- [The exercise] Restate the full set of records exactly, word for word.

(Saved entries)

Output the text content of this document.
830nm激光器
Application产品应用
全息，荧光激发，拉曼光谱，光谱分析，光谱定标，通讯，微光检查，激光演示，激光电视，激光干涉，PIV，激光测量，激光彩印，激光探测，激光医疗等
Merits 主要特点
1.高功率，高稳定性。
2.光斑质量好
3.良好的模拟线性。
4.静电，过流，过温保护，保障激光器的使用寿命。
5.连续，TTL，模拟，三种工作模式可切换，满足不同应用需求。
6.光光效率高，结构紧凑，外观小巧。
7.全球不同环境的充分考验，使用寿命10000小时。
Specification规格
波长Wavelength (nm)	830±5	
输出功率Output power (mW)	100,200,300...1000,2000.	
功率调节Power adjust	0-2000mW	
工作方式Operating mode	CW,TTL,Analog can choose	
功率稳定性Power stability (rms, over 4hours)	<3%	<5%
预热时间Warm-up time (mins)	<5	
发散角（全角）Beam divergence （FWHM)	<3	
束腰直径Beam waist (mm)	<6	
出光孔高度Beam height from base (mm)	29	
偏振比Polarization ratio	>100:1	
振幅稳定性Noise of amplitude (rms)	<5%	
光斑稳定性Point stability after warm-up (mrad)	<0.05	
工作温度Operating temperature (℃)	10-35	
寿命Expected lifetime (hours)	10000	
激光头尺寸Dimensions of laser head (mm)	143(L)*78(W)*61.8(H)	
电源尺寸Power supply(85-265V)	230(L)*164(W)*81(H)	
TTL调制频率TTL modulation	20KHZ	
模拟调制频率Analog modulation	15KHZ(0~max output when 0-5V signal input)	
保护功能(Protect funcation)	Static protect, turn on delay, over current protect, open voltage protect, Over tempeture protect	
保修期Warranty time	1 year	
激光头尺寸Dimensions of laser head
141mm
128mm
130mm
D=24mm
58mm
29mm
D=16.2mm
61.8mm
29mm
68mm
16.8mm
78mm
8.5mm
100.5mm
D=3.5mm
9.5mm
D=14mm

- [Task output]
Output the text content of this document.
830nm激光器
Application产品应用
全息，荧光激发，拉曼光谱，光谱分析，光谱定标，通讯，微光检查，激光演示，激光电视，激光干涉，PIV，激光测量，激光彩印，激光探测，激光医疗等
Merits 主要特点
1.高功率，高稳定性。
2.光斑质量好
3.良好的模拟线性。
4.静电，过流，过温保护，保障激光器的使用寿命。
5.连续，TTL，模拟，三种工作模式可切换，满足不同应用需求。
6.光光效率高，结构紧凑，外观小巧。
7.全球不同环境的充分考验，使用寿命10000小时。
Specification规格
波长Wavelength (nm)	830±5	
输出功率Output power (mW)	100,200,300...1000,2000.	
功率调节Power adjust	0-2000mW	
工作方式Operating mode	CW,TTL,Analog can choose	
功率稳定性Power stability (rms, over 4hours)	<3%	<5%
预热时间Warm-up time (mins)	<5	
发散角（全角）Beam divergence （FWHM)	<3	
束腰直径Beam waist (mm)	<6	
出光孔高度Beam height from base (mm)	29	
偏振比Polarization ratio	>100:1	
振幅稳定性Noise of amplitude (rms)	<5%	
光斑稳定性Point stability after warm-up (mrad)	<0.05	
工作温度Operating temperature (℃)	10-35	
寿命Expected lifetime (hours)	10000	
激光头尺寸Dimensions of laser head (mm)	143(L)*78(W)*61.8(H)	
电源尺寸Power supply(85-265V)	230(L)*164(W)*81(H)	
TTL调制频率TTL modulation	20KHZ	
模拟调制频率Analog modulation	15KHZ(0~max output when 0-5V signal input)	
保护功能(Protect funcation)	Static protect, turn on delay, over current protect, open voltage protect, Over tempeture protect	
保修期Warranty time	1 year	
激光头尺寸Dimensions of laser head
141mm
128mm
130mm
D=24mm
58mm
29mm
D=16.2mm
61.8mm
29mm
68mm
16.8mm
78mm
8.5mm
100.5mm
D=3.5mm
9.5mm
D=14mm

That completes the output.